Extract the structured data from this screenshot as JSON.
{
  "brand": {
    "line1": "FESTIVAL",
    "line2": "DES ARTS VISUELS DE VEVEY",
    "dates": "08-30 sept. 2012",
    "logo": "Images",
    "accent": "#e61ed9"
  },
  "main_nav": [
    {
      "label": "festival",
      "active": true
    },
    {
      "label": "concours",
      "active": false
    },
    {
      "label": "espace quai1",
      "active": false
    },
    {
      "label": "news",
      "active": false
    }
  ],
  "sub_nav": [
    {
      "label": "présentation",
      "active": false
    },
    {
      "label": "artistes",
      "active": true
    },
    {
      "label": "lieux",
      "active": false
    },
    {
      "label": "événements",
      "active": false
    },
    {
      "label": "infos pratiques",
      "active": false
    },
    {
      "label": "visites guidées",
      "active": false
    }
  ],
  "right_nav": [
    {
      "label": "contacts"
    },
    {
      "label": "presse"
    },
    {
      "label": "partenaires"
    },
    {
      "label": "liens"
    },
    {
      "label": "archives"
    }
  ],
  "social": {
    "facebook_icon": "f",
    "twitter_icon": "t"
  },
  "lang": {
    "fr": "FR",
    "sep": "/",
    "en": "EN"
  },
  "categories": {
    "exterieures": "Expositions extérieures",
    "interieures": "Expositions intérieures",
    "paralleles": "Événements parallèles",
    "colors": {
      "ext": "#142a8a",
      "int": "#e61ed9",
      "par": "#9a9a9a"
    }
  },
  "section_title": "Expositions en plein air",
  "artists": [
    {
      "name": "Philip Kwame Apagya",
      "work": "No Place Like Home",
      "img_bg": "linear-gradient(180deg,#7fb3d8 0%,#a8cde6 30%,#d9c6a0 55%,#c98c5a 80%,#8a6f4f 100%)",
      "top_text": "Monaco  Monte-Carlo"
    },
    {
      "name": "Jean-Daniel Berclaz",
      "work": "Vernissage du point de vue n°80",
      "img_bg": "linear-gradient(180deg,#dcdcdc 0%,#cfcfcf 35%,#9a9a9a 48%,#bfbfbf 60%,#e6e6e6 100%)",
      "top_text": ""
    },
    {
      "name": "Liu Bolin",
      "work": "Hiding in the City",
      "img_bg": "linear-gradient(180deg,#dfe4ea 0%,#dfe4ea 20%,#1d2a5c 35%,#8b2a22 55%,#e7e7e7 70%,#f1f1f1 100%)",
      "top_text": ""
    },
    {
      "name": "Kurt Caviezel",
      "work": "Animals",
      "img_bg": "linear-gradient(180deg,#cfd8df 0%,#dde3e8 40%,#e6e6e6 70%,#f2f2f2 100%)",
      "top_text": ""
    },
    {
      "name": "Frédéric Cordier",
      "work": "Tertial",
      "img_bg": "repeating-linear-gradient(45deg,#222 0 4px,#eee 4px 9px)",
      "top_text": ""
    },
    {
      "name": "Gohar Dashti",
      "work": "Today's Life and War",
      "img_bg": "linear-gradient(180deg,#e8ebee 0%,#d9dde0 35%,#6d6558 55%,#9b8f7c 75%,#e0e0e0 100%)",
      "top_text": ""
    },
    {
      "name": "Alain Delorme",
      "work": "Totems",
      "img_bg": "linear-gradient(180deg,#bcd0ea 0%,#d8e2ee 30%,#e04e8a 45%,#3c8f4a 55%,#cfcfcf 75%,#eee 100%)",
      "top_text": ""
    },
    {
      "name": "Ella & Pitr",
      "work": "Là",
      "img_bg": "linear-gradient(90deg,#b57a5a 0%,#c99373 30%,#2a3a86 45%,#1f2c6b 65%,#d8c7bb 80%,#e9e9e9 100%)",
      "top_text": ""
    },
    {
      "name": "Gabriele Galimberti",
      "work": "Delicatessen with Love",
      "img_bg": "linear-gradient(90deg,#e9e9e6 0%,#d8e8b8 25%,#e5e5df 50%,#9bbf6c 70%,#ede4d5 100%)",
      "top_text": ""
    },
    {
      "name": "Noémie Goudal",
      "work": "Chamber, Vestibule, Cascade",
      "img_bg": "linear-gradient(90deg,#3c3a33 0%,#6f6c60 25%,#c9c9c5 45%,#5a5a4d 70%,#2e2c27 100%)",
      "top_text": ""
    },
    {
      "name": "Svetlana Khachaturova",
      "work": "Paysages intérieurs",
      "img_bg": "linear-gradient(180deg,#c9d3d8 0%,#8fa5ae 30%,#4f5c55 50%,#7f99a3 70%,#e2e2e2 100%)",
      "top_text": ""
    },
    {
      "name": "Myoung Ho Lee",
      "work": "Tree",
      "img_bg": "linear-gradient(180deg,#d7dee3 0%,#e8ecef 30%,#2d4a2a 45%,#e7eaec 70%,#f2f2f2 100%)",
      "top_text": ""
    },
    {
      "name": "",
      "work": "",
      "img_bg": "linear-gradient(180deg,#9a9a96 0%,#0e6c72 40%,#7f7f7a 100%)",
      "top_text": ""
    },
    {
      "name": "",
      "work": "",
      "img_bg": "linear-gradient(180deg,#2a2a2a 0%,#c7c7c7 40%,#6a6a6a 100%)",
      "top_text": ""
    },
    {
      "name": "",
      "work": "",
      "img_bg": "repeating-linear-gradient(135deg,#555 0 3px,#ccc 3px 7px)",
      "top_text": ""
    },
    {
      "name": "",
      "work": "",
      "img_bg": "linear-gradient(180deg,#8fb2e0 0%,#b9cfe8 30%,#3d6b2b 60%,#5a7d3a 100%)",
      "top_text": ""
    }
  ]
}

-- What is being asked --
Copy out the material above in its entirety. Every detail must match.

-- Full solution --
Extract the structured data from this screenshot as JSON.
{
  "brand": {
    "line1": "FESTIVAL",
    "line2": "DES ARTS VISUELS DE VEVEY",
    "dates": "08-30 sept. 2012",
    "logo": "Images",
    "accent": "#e61ed9"
  },
  "main_nav": [
    {
      "label": "festival",
      "active": true
    },
    {
      "label": "concours",
      "active": false
    },
    {
      "label": "espace quai1",
      "active": false
    },
    {
      "label": "news",
      "active": false
    }
  ],
  "sub_nav": [
    {
      "label": "présentation",
      "active": false
    },
    {
      "label": "artistes",
      "active": true
    },
    {
      "label": "lieux",
      "active": false
    },
    {
      "label": "événements",
      "active": false
    },
    {
      "label": "infos pratiques",
      "active": false
    },
    {
      "label": "visites guidées",
      "active": false
    }
  ],
  "right_nav": [
    {
      "label": "contacts"
    },
    {
      "label": "presse"
    },
    {
      "label": "partenaires"
    },
    {
      "label": "liens"
    },
    {
      "label": "archives"
    }
  ],
  "social": {
    "facebook_icon": "f",
    "twitter_icon": "t"
  },
  "lang": {
    "fr": "FR",
    "sep": "/",
    "en": "EN"
  },
  "categories": {
    "exterieures": "Expositions extérieures",
    "interieures": "Expositions intérieures",
    "paralleles": "Événements parallèles",
    "colors": {
      "ext": "#142a8a",
      "int": "#e61ed9",
      "par": "#9a9a9a"
    }
  },
  "section_title": "Expositions en plein air",
  "artists": [
    {
      "name": "Philip Kwame Apagya",
      "work": "No Place Like Home",
      "img_bg": "linear-gradient(180deg,#7fb3d8 0%,#a8cde6 30%,#d9c6a0 55%,#c98c5a 80%,#8a6f4f 100%)",
      "top_text": "Monaco  Monte-Carlo"
    },
    {
      "name": "Jean-Daniel Berclaz",
      "work": "Vernissage du point de vue n°80",
      "img_bg": "linear-gradient(180deg,#dcdcdc 0%,#cfcfcf 35%,#9a9a9a 48%,#bfbfbf 60%,#e6e6e6 100%)",
      "top_text": ""
    },
    {
      "name": "Liu Bolin",
      "work": "Hiding in the City",
      "img_bg": "linear-gradient(180deg,#dfe4ea 0%,#dfe4ea 20%,#1d2a5c 35%,#8b2a22 55%,#e7e7e7 70%,#f1f1f1 100%)",
      "top_text": ""
    },
    {
      "name": "Kurt Caviezel",
      "work": "Animals",
      "img_bg": "linear-gradient(180deg,#cfd8df 0%,#dde3e8 40%,#e6e6e6 70%,#f2f2f2 100%)",
      "top_text": ""
    },
    {
      "name": "Frédéric Cordier",
      "work": "Tertial",
      "img_bg": "repeating-linear-gradient(45deg,#222 0 4px,#eee 4px 9px)",
      "top_text": ""
    },
    {
      "name": "Gohar Dashti",
      "work": "Today's Life and War",
      "img_bg": "linear-gradient(180deg,#e8ebee 0%,#d9dde0 35%,#6d6558 55%,#9b8f7c 75%,#e0e0e0 100%)",
      "top_text": ""
    },
    {
      "name": "Alain Delorme",
      "work": "Totems",
      "img_bg": "linear-gradient(180deg,#bcd0ea 0%,#d8e2ee 30%,#e04e8a 45%,#3c8f4a 55%,#cfcfcf 75%,#eee 100%)",
      "top_text": ""
    },
    {
      "name": "Ella & Pitr",
      "work": "Là",
      "img_bg": "linear-gradient(90deg,#b57a5a 0%,#c99373 30%,#2a3a86 45%,#1f2c6b 65%,#d8c7bb 80%,#e9e9e9 100%)",
      "top_text": ""
    },
    {
      "name": "Gabriele Galimberti",
      "work": "Delicatessen with Love",
      "img_bg": "linear-gradient(90deg,#e9e9e6 0%,#d8e8b8 25%,#e5e5df 50%,#9bbf6c 70%,#ede4d5 100%)",
      "top_text": ""
    },
    {
      "name": "Noémie Goudal",
      "work": "Chamber, Vestibule, Cascade",
      "img_bg": "linear-gradient(90deg,#3c3a33 0%,#6f6c60 25%,#c9c9c5 45%,#5a5a4d 70%,#2e2c27 100%)",
      "top_text": ""
    },
    {
      "name": "Svetlana Khachaturova",
      "work": "Paysages intérieurs",
      "img_bg": "linear-gradient(180deg,#c9d3d8 0%,#8fa5ae 30%,#4f5c55 50%,#7f99a3 70%,#e2e2e2 100%)",
      "top_text": ""
    },
    {
      "name": "Myoung Ho Lee",
      "work": "Tree",
      "img_bg": "linear-gradient(180deg,#d7dee3 0%,#e8ecef 30%,#2d4a2a 45%,#e7eaec 70%,#f2f2f2 100%)",
      "top_text": ""
    },
    {
      "name": "",
      "work": "",
      "img_bg": "linear-gradient(180deg,#9a9a96 0%,#0e6c72 40%,#7f7f7a 100%)",
      "top_text": ""
    },
    {
      "name": "",
      "work": "",
      "img_bg": "linear-gradient(180deg,#2a2a2a 0%,#c7c7c7 40%,#6a6a6a 100%)",
      "top_text": ""
    },
    {
      "name": "",
      "work": "",
      "img_bg": "repeating-linear-gradient(135deg,#555 0 3px,#ccc 3px 7px)",
      "top_text": ""
    },
    {
      "name": "",
      "work": "",
      "img_bg": "linear-gradient(180deg,#8fb2e0 0%,#b9cfe8 30%,#3d6b2b 60%,#5a7d3a 100%)",
      "top_text": ""
    }
  ]
}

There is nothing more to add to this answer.